_Page segmentation data_.
• • •

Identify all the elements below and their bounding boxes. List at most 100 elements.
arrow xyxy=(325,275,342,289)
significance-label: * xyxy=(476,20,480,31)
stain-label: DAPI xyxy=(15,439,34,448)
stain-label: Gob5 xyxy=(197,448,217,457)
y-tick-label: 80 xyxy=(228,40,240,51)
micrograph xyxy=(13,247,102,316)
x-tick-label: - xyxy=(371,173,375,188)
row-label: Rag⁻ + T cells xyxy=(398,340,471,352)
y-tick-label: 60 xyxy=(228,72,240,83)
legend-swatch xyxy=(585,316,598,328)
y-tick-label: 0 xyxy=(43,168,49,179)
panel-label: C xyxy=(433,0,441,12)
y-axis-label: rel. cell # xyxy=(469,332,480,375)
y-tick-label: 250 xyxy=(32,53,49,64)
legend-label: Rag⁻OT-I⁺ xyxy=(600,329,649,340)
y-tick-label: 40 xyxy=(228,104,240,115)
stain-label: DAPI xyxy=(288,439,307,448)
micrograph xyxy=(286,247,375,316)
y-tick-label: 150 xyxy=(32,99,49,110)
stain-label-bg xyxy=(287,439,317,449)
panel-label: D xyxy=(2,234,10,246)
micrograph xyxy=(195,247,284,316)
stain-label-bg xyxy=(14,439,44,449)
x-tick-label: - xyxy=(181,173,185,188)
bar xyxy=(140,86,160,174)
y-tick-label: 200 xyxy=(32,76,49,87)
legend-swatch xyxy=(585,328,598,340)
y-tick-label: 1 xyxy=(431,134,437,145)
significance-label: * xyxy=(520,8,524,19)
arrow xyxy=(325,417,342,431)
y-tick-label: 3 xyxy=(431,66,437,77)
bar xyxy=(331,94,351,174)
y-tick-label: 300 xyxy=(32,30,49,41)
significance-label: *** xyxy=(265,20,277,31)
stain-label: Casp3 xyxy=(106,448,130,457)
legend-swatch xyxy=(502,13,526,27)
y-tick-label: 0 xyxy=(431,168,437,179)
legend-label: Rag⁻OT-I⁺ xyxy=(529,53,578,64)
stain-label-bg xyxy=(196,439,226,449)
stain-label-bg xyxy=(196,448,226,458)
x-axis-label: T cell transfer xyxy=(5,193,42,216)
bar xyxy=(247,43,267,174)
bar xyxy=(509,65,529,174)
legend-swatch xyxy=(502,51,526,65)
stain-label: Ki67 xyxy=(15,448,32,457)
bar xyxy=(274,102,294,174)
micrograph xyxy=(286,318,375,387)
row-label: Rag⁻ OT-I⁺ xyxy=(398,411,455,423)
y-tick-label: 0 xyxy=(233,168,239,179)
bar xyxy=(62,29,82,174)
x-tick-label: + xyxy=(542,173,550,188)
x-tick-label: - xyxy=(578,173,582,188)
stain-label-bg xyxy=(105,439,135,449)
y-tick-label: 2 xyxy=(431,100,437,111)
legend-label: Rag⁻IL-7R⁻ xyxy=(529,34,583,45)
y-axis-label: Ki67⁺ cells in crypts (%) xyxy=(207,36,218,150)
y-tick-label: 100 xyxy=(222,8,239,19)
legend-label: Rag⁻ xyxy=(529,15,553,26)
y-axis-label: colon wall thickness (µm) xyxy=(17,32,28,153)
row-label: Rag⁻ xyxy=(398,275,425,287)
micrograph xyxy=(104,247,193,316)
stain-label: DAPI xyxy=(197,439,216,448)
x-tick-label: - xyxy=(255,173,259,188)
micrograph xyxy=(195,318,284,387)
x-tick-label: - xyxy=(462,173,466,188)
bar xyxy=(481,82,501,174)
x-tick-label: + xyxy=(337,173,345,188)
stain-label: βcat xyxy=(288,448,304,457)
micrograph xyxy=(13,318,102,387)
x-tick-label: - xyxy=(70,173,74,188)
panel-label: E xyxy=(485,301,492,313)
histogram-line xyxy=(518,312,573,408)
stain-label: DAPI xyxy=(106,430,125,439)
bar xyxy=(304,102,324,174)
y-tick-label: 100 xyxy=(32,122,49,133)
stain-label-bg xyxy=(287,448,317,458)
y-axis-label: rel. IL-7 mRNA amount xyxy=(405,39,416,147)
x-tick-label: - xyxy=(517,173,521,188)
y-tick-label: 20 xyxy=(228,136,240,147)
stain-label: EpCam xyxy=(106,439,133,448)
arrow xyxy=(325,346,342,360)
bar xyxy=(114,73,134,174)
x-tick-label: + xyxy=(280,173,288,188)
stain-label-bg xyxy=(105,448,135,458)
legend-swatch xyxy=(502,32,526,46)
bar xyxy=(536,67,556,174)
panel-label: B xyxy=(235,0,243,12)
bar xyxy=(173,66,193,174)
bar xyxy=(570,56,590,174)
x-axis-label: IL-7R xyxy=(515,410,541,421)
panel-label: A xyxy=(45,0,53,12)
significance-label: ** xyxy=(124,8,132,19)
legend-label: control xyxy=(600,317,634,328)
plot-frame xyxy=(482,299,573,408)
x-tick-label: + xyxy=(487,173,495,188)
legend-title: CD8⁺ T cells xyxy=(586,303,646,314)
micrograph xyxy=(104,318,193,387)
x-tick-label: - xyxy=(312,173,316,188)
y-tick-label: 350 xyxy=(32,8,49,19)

• • •

_EXERCISE OBJECTIVE_. Copy out all of the records, keeping every line identical.

_FINISHED TASK_.
Identify all the elements below and their bounding boxes. List at most 100 elements.
arrow xyxy=(325,275,342,289)
significance-label: * xyxy=(476,20,480,31)
stain-label: DAPI xyxy=(15,439,34,448)
stain-label: Gob5 xyxy=(197,448,217,457)
y-tick-label: 80 xyxy=(228,40,240,51)
micrograph xyxy=(13,247,102,316)
x-tick-label: - xyxy=(371,173,375,188)
row-label: Rag⁻ + T cells xyxy=(398,340,471,352)
y-tick-label: 60 xyxy=(228,72,240,83)
legend-swatch xyxy=(585,316,598,328)
y-tick-label: 0 xyxy=(43,168,49,179)
panel-label: C xyxy=(433,0,441,12)
y-axis-label: rel. cell # xyxy=(469,332,480,375)
y-tick-label: 250 xyxy=(32,53,49,64)
legend-label: Rag⁻OT-I⁺ xyxy=(600,329,649,340)
y-tick-label: 40 xyxy=(228,104,240,115)
stain-label: DAPI xyxy=(288,439,307,448)
micrograph xyxy=(286,247,375,316)
y-tick-label: 150 xyxy=(32,99,49,110)
stain-label-bg xyxy=(287,439,317,449)
panel-label: D xyxy=(2,234,10,246)
micrograph xyxy=(195,247,284,316)
stain-label-bg xyxy=(14,439,44,449)
x-tick-label: - xyxy=(181,173,185,188)
bar xyxy=(140,86,160,174)
y-tick-label: 200 xyxy=(32,76,49,87)
legend-swatch xyxy=(585,328,598,340)
y-tick-label: 1 xyxy=(431,134,437,145)
significance-label: * xyxy=(520,8,524,19)
arrow xyxy=(325,417,342,431)
y-tick-label: 3 xyxy=(431,66,437,77)
bar xyxy=(331,94,351,174)
y-tick-label: 300 xyxy=(32,30,49,41)
significance-label: *** xyxy=(265,20,277,31)
stain-label: Casp3 xyxy=(106,448,130,457)
legend-swatch xyxy=(502,13,526,27)
y-tick-label: 0 xyxy=(431,168,437,179)
legend-label: Rag⁻OT-I⁺ xyxy=(529,53,578,64)
stain-label-bg xyxy=(196,439,226,449)
stain-label-bg xyxy=(196,448,226,458)
x-axis-label: T cell transfer xyxy=(5,193,42,216)
bar xyxy=(247,43,267,174)
bar xyxy=(509,65,529,174)
legend-swatch xyxy=(502,51,526,65)
stain-label: Ki67 xyxy=(15,448,32,457)
bar xyxy=(274,102,294,174)
micrograph xyxy=(286,318,375,387)
row-label: Rag⁻ OT-I⁺ xyxy=(398,411,455,423)
y-tick-label: 0 xyxy=(233,168,239,179)
bar xyxy=(62,29,82,174)
x-tick-label: + xyxy=(542,173,550,188)
x-tick-label: - xyxy=(578,173,582,188)
stain-label-bg xyxy=(105,439,135,449)
y-tick-label: 2 xyxy=(431,100,437,111)
legend-label: Rag⁻IL-7R⁻ xyxy=(529,34,583,45)
y-axis-label: Ki67⁺ cells in crypts (%) xyxy=(207,36,218,150)
y-tick-label: 100 xyxy=(222,8,239,19)
legend-label: Rag⁻ xyxy=(529,15,553,26)
y-axis-label: colon wall thickness (µm) xyxy=(17,32,28,153)
row-label: Rag⁻ xyxy=(398,275,425,287)
micrograph xyxy=(104,247,193,316)
stain-label: DAPI xyxy=(197,439,216,448)
x-tick-label: - xyxy=(255,173,259,188)
micrograph xyxy=(195,318,284,387)
x-tick-label: - xyxy=(462,173,466,188)
bar xyxy=(481,82,501,174)
x-tick-label: + xyxy=(337,173,345,188)
stain-label: βcat xyxy=(288,448,304,457)
micrograph xyxy=(13,318,102,387)
x-tick-label: - xyxy=(70,173,74,188)
panel-label: E xyxy=(485,301,492,313)
histogram-line xyxy=(518,312,573,408)
stain-label: DAPI xyxy=(106,430,125,439)
bar xyxy=(304,102,324,174)
y-tick-label: 100 xyxy=(32,122,49,133)
stain-label-bg xyxy=(287,448,317,458)
y-axis-label: rel. IL-7 mRNA amount xyxy=(405,39,416,147)
x-tick-label: - xyxy=(517,173,521,188)
y-tick-label: 20 xyxy=(228,136,240,147)
stain-label: EpCam xyxy=(106,439,133,448)
arrow xyxy=(325,346,342,360)
bar xyxy=(114,73,134,174)
x-tick-label: + xyxy=(280,173,288,188)
stain-label-bg xyxy=(105,448,135,458)
legend-swatch xyxy=(502,32,526,46)
bar xyxy=(536,67,556,174)
panel-label: B xyxy=(235,0,243,12)
bar xyxy=(173,66,193,174)
bar xyxy=(570,56,590,174)
x-axis-label: IL-7R xyxy=(515,410,541,421)
panel-label: A xyxy=(45,0,53,12)
significance-label: ** xyxy=(124,8,132,19)
legend-label: control xyxy=(600,317,634,328)
plot-frame xyxy=(482,299,573,408)
x-tick-label: + xyxy=(487,173,495,188)
legend-title: CD8⁺ T cells xyxy=(586,303,646,314)
micrograph xyxy=(104,318,193,387)
x-tick-label: - xyxy=(312,173,316,188)
y-tick-label: 350 xyxy=(32,8,49,19)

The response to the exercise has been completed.